[Entries taken from a collection]
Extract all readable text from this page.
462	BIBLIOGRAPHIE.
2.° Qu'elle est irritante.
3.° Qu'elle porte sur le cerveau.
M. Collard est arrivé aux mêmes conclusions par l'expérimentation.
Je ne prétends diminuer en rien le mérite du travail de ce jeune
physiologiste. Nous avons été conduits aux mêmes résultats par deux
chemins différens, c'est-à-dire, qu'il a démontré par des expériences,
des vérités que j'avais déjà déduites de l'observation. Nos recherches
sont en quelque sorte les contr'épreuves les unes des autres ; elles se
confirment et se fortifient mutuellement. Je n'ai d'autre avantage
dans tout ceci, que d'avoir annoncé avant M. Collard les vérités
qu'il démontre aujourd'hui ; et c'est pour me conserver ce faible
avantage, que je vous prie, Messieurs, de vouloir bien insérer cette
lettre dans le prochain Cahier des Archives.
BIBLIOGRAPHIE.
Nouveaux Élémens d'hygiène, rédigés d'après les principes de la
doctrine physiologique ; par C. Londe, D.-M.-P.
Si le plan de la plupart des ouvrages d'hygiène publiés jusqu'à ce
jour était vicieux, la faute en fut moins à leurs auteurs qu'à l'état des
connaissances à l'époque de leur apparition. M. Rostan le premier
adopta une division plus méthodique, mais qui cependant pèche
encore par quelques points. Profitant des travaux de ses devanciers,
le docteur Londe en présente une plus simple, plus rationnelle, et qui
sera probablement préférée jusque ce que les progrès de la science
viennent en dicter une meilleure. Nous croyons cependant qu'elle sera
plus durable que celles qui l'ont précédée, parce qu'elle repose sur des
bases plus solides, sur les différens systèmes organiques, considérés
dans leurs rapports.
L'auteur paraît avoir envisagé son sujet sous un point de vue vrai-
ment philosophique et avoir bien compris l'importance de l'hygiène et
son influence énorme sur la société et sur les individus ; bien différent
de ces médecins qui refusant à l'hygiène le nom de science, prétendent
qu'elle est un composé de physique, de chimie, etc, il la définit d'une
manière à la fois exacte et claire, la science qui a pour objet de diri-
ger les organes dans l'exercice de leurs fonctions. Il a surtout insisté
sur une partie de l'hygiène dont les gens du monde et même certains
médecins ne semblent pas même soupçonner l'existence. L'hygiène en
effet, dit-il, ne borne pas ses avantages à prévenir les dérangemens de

What needs to be done:
Pick every line with "bien" in it and copy it.

Result for this task:
avantage, que je vous prie, Messieurs, de vouloir bien insérer cette
ment philosophique et avoir bien compris l'importance de l'hygiène et
son influence énorme sur la société et sur les individus ; bien différent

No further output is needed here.